-- start Source text --
Consumers expect context, Health in the Connected Car and Deep Learning explained (#WIC)
Why Ford is working on integrating health and wellness services in their connected cars, about consumers expecting contextual aware applications and with a great explanation of ‘deep learning’ (and why you should care about knowing this) by Pete Waren.
Above: Real-time emotion trajectories (per second) for 203 music fragments plotted on a valence-arousal scale by Vincent.
This Week in Context
Your Weekly Update on All Things Context, July 25 2014
“Make no mistake. As context becomes more commonplace, consumers will start to expect it. Indeed, analyst firm Gartner estimates that by 2015, 40 percent of the world’s smartphone users will opt-in to context service providers who will track their movements and digital habits, in exchange for better services.”
– Sean Bowden, co-founder of Push Technology
Going Beyond Location it’s Context That Will Count, Finextra.com
Ford working on integrating ‘Health & Wellness’ into the Connected Car
With their ‘Health and Wellness’ project, Ford R&A wants to change the dialogue about connected in-vehicle activity. This is currently focussed on infotainment, functionality often seen as contributing to driver distractedness. In this interview, Gary Strumolo from Vehicle Design and Infotronics explains some of the health and wellness products Ford is working on. For example, alerts on blood sugar trends for diabetic drivers or passengers communicated over the speakers. (Glucose monitor with bluetooth connection needed.) Also of interest is the continuous development of Sync, examples for allowing it to communicate with your connected home and how it is best to integrate with existing platforms and device.
Why the Myers-Briggs Test is Totally Meaningless
As it rests on wholly unproven theories, uses false and limited binaries and provides inconsistent and inaccurate results, the Meyers-Briggs test should be taken for entertainment purposes only, writes Vox. Apart for its introversion/extroversion aspect, empirically driven tests focus on entirely different categories. For example, the Five Factor model which measures people’s openness, conscientiousness, extraversion, agreeableness, and neuroticism. These factors do differ widely among people. (via Vincent S)
Uncovering Algorithms: Looking Inside the Facebook News Feed
Great read on the FeedVis project, part of a ‘collaborative audit’ of the Facebook news feed ranking algorithm. I was surprised to read that only 37.5 percent of the test’s participants were aware of the filtering algorithm, with 62.5 percent not aware or uncertain.
“It’s a term that covers a particular approach to building and training neural networks. I’ll go into the details of how neural networks work a bit later, but for now you can think of them as decision-making black boxes.
-- end Source text --
-- start Raw records --
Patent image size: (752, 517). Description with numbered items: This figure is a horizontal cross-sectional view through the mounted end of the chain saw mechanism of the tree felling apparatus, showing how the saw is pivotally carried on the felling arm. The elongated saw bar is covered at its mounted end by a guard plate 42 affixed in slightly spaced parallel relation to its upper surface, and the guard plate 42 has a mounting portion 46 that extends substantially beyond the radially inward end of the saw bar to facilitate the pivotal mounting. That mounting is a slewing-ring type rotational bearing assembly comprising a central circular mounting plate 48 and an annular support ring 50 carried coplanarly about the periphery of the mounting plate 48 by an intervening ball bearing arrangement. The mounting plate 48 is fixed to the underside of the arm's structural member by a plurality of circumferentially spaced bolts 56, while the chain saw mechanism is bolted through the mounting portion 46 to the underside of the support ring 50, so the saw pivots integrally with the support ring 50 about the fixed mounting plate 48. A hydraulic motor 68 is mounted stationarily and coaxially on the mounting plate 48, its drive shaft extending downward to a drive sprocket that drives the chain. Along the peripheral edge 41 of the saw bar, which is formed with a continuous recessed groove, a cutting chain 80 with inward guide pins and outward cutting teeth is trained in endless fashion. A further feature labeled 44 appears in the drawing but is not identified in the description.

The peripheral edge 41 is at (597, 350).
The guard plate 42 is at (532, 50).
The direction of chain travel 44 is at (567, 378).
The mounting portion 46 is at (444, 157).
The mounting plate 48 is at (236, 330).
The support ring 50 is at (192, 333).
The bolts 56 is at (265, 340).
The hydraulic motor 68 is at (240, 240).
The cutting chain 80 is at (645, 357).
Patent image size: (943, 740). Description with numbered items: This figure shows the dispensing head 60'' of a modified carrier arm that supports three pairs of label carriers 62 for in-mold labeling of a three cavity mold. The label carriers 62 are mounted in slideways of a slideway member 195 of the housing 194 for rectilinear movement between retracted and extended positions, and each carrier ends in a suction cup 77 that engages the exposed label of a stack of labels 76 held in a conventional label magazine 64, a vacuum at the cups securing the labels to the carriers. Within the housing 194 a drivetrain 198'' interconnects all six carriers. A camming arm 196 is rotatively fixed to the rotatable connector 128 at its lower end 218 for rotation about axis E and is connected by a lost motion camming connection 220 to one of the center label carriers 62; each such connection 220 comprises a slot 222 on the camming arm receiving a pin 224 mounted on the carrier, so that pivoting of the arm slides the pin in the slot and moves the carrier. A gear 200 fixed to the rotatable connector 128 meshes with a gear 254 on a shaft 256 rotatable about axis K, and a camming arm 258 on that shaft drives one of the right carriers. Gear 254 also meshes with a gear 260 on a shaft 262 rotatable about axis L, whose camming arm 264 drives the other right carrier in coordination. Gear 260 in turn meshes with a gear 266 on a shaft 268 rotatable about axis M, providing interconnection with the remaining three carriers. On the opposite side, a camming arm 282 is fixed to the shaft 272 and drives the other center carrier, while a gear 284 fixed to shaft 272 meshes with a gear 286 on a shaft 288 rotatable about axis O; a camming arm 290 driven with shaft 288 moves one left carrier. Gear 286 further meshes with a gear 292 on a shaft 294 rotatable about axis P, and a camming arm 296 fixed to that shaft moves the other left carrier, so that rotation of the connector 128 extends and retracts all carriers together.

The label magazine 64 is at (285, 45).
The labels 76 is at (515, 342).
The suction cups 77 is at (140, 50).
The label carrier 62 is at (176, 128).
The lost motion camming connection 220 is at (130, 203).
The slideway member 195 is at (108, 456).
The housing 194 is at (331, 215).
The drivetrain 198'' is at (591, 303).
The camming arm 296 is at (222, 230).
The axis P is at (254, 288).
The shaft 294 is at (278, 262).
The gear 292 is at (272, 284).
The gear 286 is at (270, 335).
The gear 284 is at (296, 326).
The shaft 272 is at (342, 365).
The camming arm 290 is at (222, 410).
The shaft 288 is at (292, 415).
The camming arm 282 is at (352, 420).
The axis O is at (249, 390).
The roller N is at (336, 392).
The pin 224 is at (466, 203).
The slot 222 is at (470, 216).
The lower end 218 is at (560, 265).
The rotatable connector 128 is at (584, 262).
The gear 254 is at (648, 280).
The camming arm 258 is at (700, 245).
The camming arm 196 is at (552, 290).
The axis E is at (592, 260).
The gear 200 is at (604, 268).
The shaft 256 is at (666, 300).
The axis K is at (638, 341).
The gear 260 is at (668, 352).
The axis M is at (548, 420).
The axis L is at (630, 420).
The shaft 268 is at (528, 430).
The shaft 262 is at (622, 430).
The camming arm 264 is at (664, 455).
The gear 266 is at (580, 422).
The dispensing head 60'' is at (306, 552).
-- end Raw records --
Please reproduce the stretch of the weekly context update from "Uncovering Algorithms: Looking" through "aware or uncertain.", word for word.

- _Output of the task_:
Uncovering Algorithms: Looking Inside the Facebook News Feed
Great read on the FeedVis project, part of a ‘collaborative audit’ of the Facebook news feed ranking algorithm. I was surprised to read that only 37.5 percent of the test’s participants were aware of the filtering algorithm, with 62.5 percent not aware or uncertain.